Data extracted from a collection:
^^^^

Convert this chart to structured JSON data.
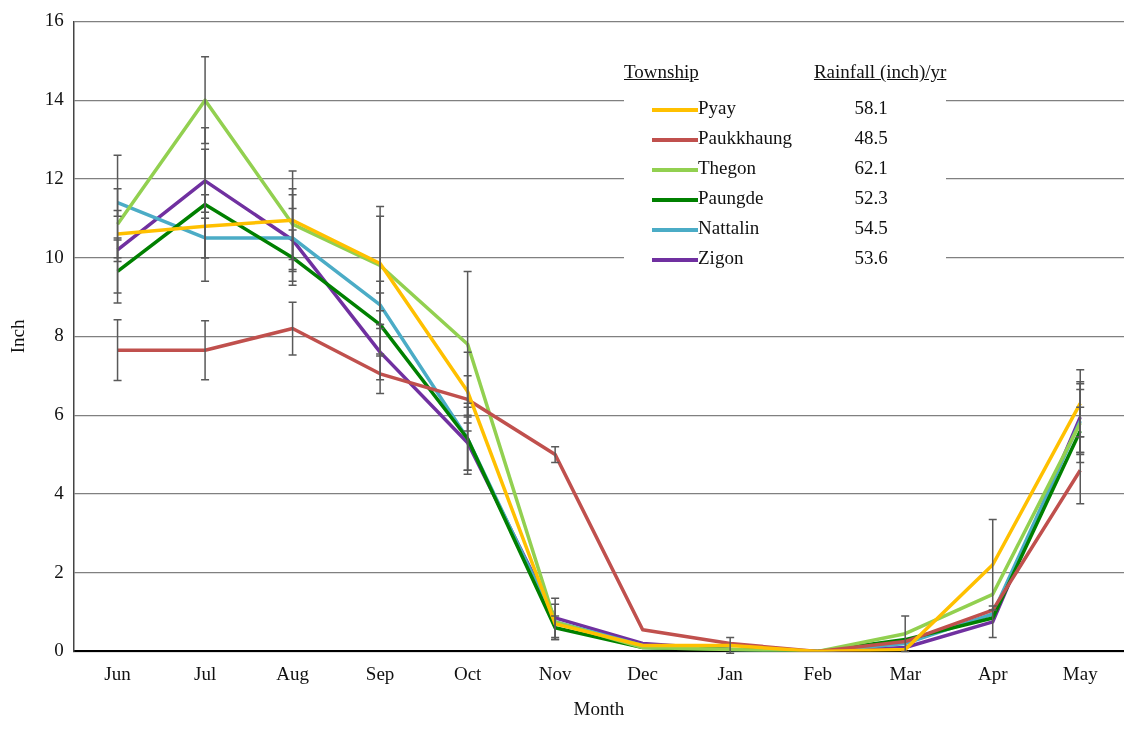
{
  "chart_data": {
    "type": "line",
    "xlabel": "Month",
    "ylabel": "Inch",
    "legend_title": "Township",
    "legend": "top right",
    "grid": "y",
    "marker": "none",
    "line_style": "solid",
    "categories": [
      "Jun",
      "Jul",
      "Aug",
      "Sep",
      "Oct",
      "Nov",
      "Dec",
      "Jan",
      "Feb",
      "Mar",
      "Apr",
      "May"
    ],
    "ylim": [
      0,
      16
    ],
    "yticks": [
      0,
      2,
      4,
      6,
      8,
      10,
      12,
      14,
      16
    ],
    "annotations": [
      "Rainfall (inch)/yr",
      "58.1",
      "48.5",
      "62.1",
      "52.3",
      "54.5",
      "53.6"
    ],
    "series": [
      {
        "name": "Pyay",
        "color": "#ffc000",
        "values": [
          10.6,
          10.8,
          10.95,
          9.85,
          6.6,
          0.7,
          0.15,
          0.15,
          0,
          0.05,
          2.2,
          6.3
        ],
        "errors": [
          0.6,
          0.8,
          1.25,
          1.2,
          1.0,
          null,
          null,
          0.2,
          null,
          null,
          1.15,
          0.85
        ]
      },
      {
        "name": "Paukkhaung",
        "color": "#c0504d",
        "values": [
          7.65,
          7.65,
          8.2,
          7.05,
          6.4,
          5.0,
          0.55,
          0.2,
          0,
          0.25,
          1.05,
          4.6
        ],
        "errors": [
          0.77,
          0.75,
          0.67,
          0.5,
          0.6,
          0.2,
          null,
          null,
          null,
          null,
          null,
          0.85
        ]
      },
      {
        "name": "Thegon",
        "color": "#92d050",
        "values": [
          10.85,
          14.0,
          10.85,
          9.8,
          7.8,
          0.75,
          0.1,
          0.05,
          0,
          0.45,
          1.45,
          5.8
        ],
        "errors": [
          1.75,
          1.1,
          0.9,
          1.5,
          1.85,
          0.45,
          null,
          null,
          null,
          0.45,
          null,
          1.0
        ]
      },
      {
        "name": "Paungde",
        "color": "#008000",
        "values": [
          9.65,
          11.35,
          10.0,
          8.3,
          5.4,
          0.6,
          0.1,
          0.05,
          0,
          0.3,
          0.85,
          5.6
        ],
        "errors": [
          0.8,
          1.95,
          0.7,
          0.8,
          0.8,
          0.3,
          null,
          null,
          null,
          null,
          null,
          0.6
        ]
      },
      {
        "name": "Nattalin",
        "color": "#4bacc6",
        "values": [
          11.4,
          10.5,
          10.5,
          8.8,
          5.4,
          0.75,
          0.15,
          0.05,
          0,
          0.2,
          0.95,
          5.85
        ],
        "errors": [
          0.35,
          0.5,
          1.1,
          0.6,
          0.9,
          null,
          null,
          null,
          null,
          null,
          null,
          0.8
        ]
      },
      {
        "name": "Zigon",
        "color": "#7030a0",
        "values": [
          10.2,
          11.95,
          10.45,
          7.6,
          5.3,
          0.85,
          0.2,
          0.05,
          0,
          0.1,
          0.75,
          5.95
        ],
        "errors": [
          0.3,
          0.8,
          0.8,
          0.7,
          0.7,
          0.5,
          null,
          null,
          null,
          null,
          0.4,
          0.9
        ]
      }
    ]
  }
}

^^^^

• Given problem:
Check each line of the entries above, and show every one holding the word "color".

• Task output:
        "color": "#ffc000",
        "color": "#c0504d",
        "color": "#92d050",
        "color": "#008000",
        "color": "#4bacc6",
        "color": "#7030a0",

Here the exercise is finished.